## [Directions for this task]
Find the word "View" in the records below. List each line containing it.

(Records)
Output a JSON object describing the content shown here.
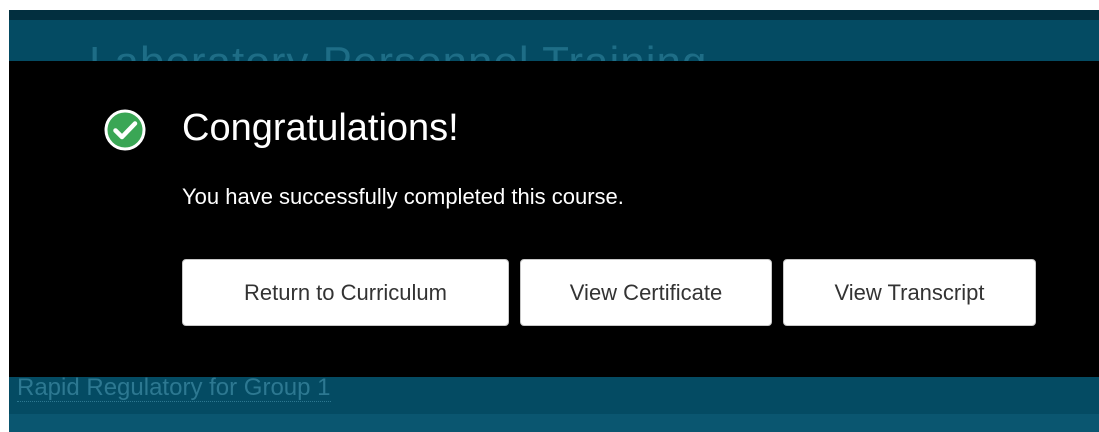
{
  "background": {
    "page_title": "Laboratory Personnel Training",
    "course_link": "Rapid Regulatory for Group 1"
  },
  "dialog": {
    "icon": "check-circle-icon",
    "heading": "Congratulations!",
    "message": "You have successfully completed this course.",
    "buttons": {
      "return": "Return to Curriculum",
      "certificate": "View Certificate",
      "transcript": "View Transcript"
    }
  },
  "colors": {
    "page_background": "#044b63",
    "overlay": "#000000",
    "success": "#3aa655",
    "button_text": "#333333"
  }
}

## [Task output]
      "certificate": "View Certificate",
      "transcript": "View Transcript"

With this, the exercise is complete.